What you are asked to do: What is the number of lines in the data that hold the string "values"? Reply with that number only.

┌─ Record list

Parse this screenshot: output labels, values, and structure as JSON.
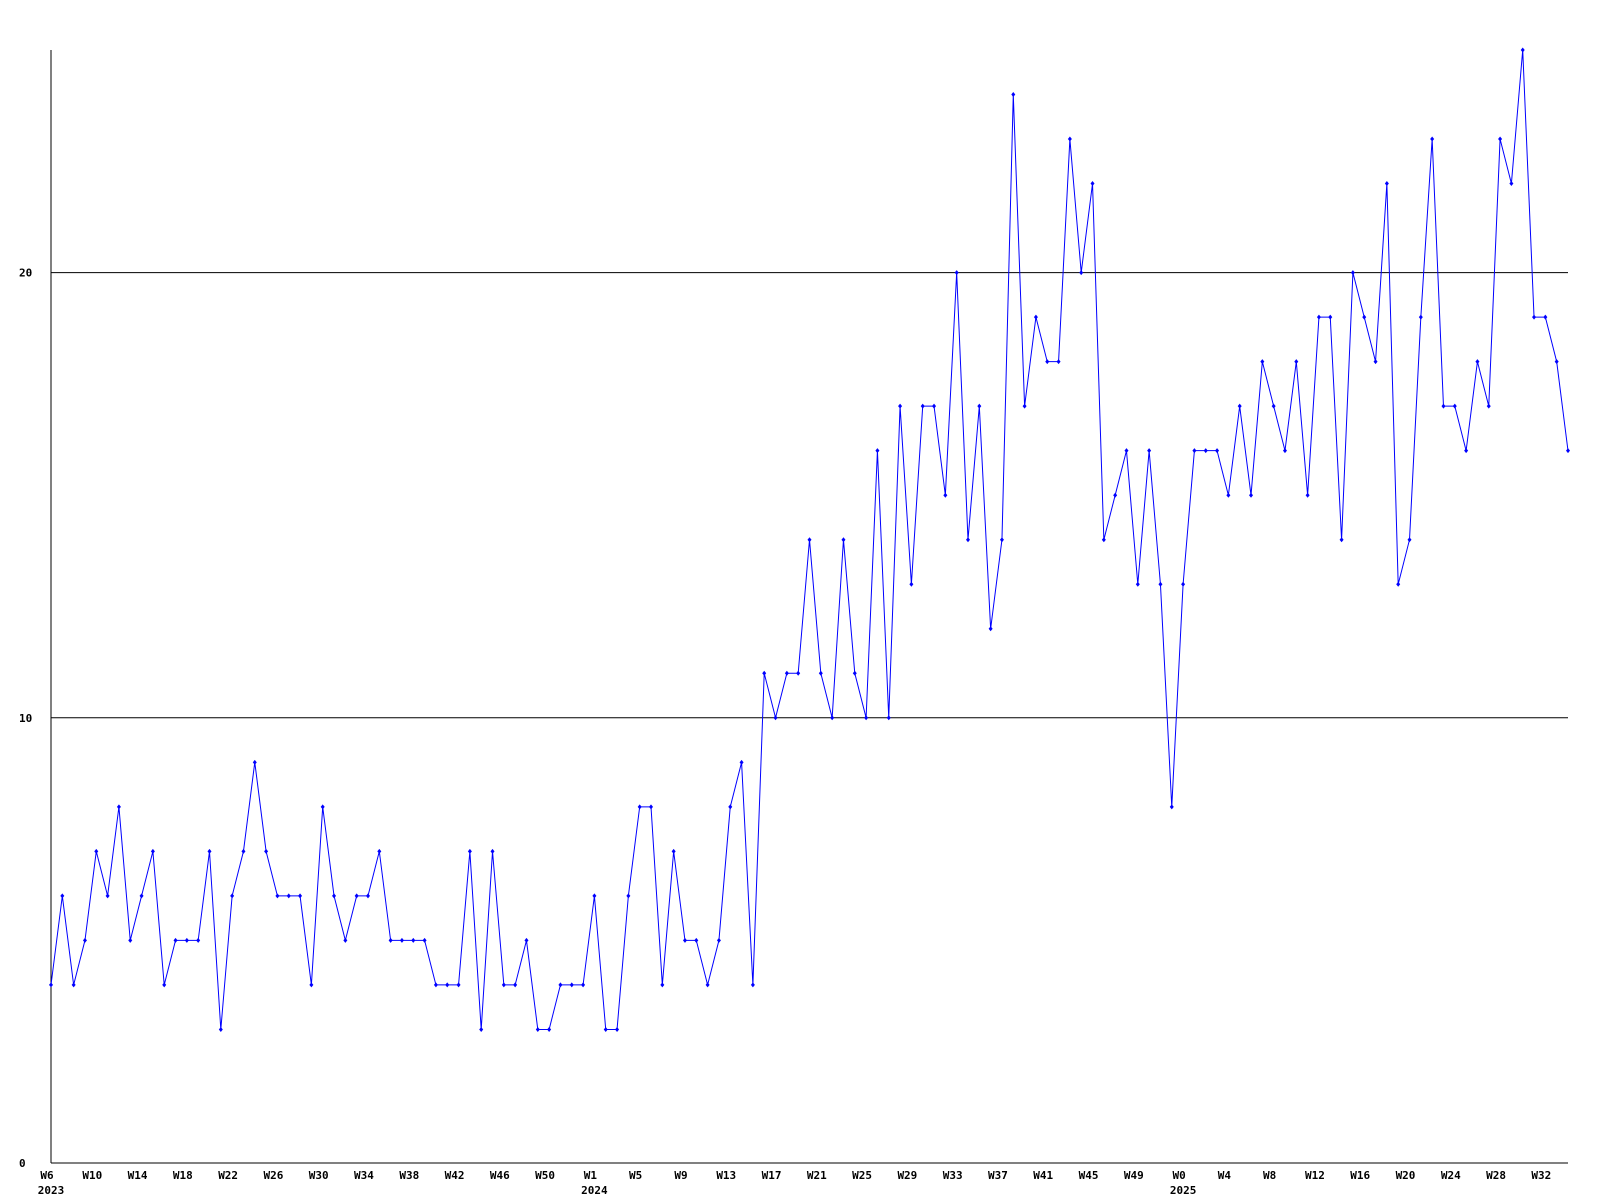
{
  "chart_data": {
    "type": "line",
    "categories": [
      "W6",
      null,
      null,
      null,
      "W10",
      null,
      null,
      null,
      "W14",
      null,
      null,
      null,
      "W18",
      null,
      null,
      null,
      "W22",
      null,
      null,
      null,
      "W26",
      null,
      null,
      null,
      "W30",
      null,
      null,
      null,
      "W34",
      null,
      null,
      null,
      "W38",
      null,
      null,
      null,
      "W42",
      null,
      null,
      null,
      "W46",
      null,
      null,
      null,
      "W50",
      null,
      null,
      null,
      "W1",
      null,
      null,
      null,
      "W5",
      null,
      null,
      null,
      "W9",
      null,
      null,
      null,
      "W13",
      null,
      null,
      null,
      "W17",
      null,
      null,
      null,
      "W21",
      null,
      null,
      null,
      "W25",
      null,
      null,
      null,
      "W29",
      null,
      null,
      null,
      "W33",
      null,
      null,
      null,
      "W37",
      null,
      null,
      null,
      "W41",
      null,
      null,
      null,
      "W45",
      null,
      null,
      null,
      "W49",
      null,
      null,
      null,
      "W0",
      null,
      null,
      null,
      "W4",
      null,
      null,
      null,
      "W8",
      null,
      null,
      null,
      "W12",
      null,
      null,
      null,
      "W16",
      null,
      null,
      null,
      "W20",
      null,
      null,
      null,
      "W24",
      null,
      null,
      null,
      "W28",
      null,
      null,
      null,
      "W32",
      null,
      null
    ],
    "year_labels": [
      "2023",
      null,
      null,
      null,
      null,
      null,
      null,
      null,
      null,
      null,
      null,
      null,
      null,
      null,
      null,
      null,
      null,
      null,
      null,
      null,
      null,
      null,
      null,
      null,
      null,
      null,
      null,
      null,
      null,
      null,
      null,
      null,
      null,
      null,
      null,
      null,
      null,
      null,
      null,
      null,
      null,
      null,
      null,
      null,
      null,
      null,
      null,
      null,
      "2024",
      null,
      null,
      null,
      null,
      null,
      null,
      null,
      null,
      null,
      null,
      null,
      null,
      null,
      null,
      null,
      null,
      null,
      null,
      null,
      null,
      null,
      null,
      null,
      null,
      null,
      null,
      null,
      null,
      null,
      null,
      null,
      null,
      null,
      null,
      null,
      null,
      null,
      null,
      null,
      null,
      null,
      null,
      null,
      null,
      null,
      null,
      null,
      null,
      null,
      null,
      null,
      "2025",
      null,
      null,
      null,
      null,
      null,
      null,
      null,
      null,
      null,
      null,
      null,
      null,
      null,
      null,
      null,
      null,
      null,
      null,
      null,
      null,
      null,
      null,
      null,
      null,
      null,
      null,
      null,
      null,
      null,
      null,
      null,
      null,
      null,
      null
    ],
    "series": [
      {
        "color": "#0000ff",
        "values": [
          4,
          6,
          4,
          5,
          7,
          6,
          8,
          5,
          6,
          7,
          4,
          5,
          5,
          5,
          7,
          3,
          6,
          7,
          9,
          7,
          6,
          6,
          6,
          4,
          8,
          6,
          5,
          6,
          6,
          7,
          5,
          5,
          5,
          5,
          4,
          4,
          4,
          7,
          3,
          7,
          4,
          4,
          5,
          3,
          3,
          4,
          4,
          4,
          6,
          3,
          3,
          6,
          8,
          8,
          4,
          7,
          5,
          5,
          4,
          5,
          8,
          9,
          4,
          11,
          10,
          11,
          11,
          14,
          11,
          10,
          14,
          11,
          10,
          16,
          10,
          17,
          13,
          17,
          17,
          15,
          20,
          14,
          17,
          12,
          14,
          24,
          17,
          19,
          18,
          18,
          23,
          20,
          22,
          14,
          15,
          16,
          13,
          16,
          13,
          8,
          13,
          16,
          16,
          16,
          15,
          17,
          15,
          18,
          17,
          16,
          18,
          15,
          19,
          19,
          14,
          20,
          19,
          18,
          22,
          13,
          14,
          19,
          23,
          17,
          17,
          16,
          18,
          17,
          23,
          22,
          25,
          19,
          19,
          18,
          16
        ]
      }
    ],
    "ylim": [
      0,
      25
    ],
    "yticks": [
      0,
      10,
      20
    ],
    "grid": true
  }
}
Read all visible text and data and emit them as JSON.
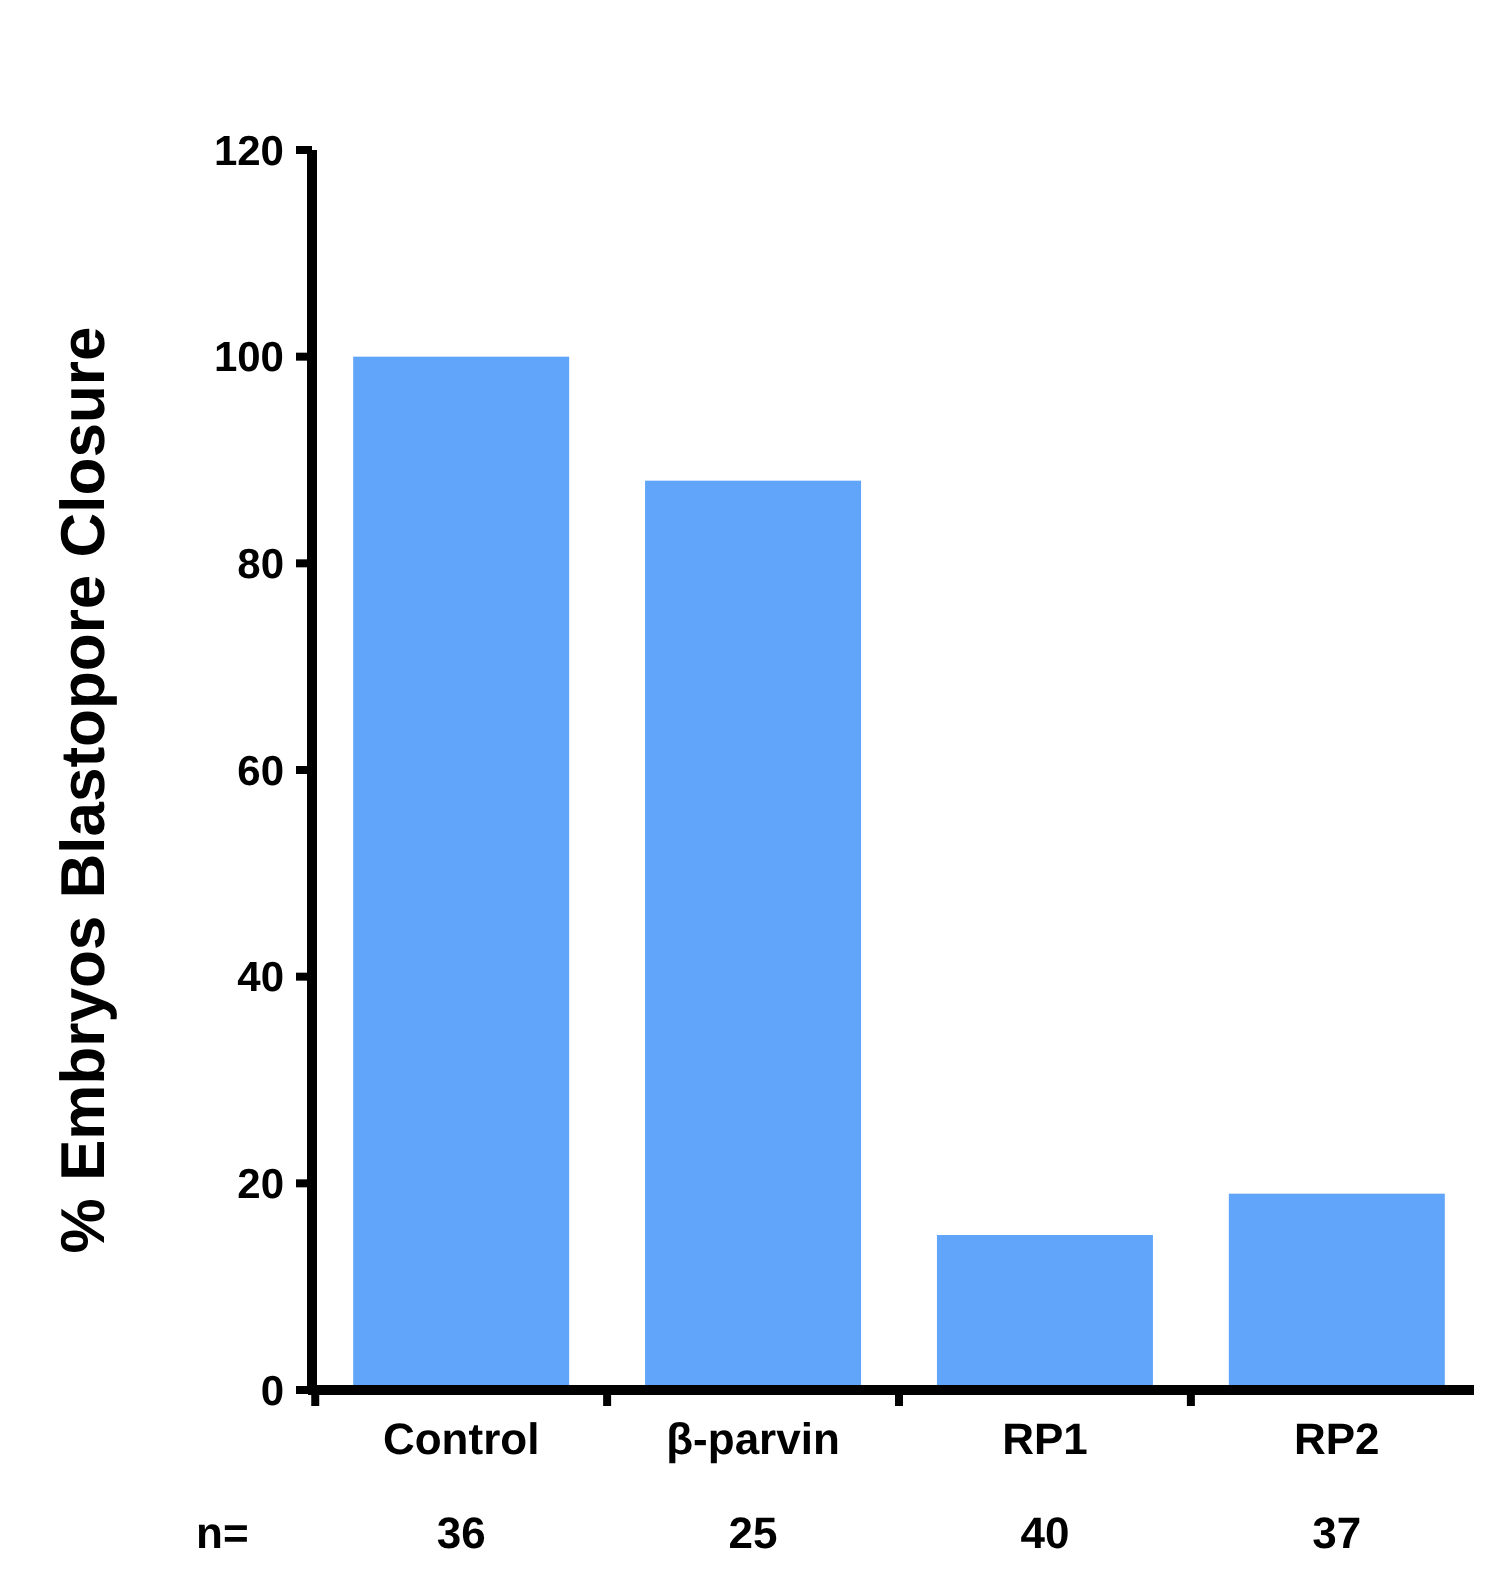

└─

Result of this exercise: 2